• TASK BRIEF
Word for word, restate every line of the material.

----------

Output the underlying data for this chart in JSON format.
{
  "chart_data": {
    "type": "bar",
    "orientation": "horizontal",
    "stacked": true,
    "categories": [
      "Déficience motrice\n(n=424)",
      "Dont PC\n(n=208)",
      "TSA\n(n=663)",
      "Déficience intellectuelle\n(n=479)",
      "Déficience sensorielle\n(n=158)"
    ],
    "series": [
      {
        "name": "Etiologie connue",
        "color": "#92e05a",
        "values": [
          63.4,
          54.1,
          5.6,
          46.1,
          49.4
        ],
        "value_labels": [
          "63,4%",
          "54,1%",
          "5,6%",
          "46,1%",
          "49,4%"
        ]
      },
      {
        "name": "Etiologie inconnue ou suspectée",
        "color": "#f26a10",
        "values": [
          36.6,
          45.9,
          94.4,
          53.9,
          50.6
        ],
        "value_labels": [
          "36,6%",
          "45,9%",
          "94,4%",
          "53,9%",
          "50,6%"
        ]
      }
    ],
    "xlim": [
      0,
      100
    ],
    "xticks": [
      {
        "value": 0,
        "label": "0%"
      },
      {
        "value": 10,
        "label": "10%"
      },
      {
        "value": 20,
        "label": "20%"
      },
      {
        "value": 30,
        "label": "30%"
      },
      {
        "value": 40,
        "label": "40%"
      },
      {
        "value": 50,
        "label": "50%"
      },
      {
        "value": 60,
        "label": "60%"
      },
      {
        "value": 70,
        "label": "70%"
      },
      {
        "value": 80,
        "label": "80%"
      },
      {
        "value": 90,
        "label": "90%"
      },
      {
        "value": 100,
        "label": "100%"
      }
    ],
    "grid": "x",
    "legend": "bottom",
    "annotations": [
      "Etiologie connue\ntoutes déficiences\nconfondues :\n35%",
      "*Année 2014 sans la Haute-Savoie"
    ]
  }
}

----------

• SOLUTION TO THE EXERCISE
Output the underlying data for this chart in JSON format.
{
  "chart_data": {
    "type": "bar",
    "orientation": "horizontal",
    "stacked": true,
    "categories": [
      "Déficience motrice\n(n=424)",
      "Dont PC\n(n=208)",
      "TSA\n(n=663)",
      "Déficience intellectuelle\n(n=479)",
      "Déficience sensorielle\n(n=158)"
    ],
    "series": [
      {
        "name": "Etiologie connue",
        "color": "#92e05a",
        "values": [
          63.4,
          54.1,
          5.6,
          46.1,
          49.4
        ],
        "value_labels": [
          "63,4%",
          "54,1%",
          "5,6%",
          "46,1%",
          "49,4%"
        ]
      },
      {
        "name": "Etiologie inconnue ou suspectée",
        "color": "#f26a10",
        "values": [
          36.6,
          45.9,
          94.4,
          53.9,
          50.6
        ],
        "value_labels": [
          "36,6%",
          "45,9%",
          "94,4%",
          "53,9%",
          "50,6%"
        ]
      }
    ],
    "xlim": [
      0,
      100
    ],
    "xticks": [
      {
        "value": 0,
        "label": "0%"
      },
      {
        "value": 10,
        "label": "10%"
      },
      {
        "value": 20,
        "label": "20%"
      },
      {
        "value": 30,
        "label": "30%"
      },
      {
        "value": 40,
        "label": "40%"
      },
      {
        "value": 50,
        "label": "50%"
      },
      {
        "value": 60,
        "label": "60%"
      },
      {
        "value": 70,
        "label": "70%"
      },
      {
        "value": 80,
        "label": "80%"
      },
      {
        "value": 90,
        "label": "90%"
      },
      {
        "value": 100,
        "label": "100%"
      }
    ],
    "grid": "x",
    "legend": "bottom",
    "annotations": [
      "Etiologie connue\ntoutes déficiences\nconfondues :\n35%",
      "*Année 2014 sans la Haute-Savoie"
    ]
  }
}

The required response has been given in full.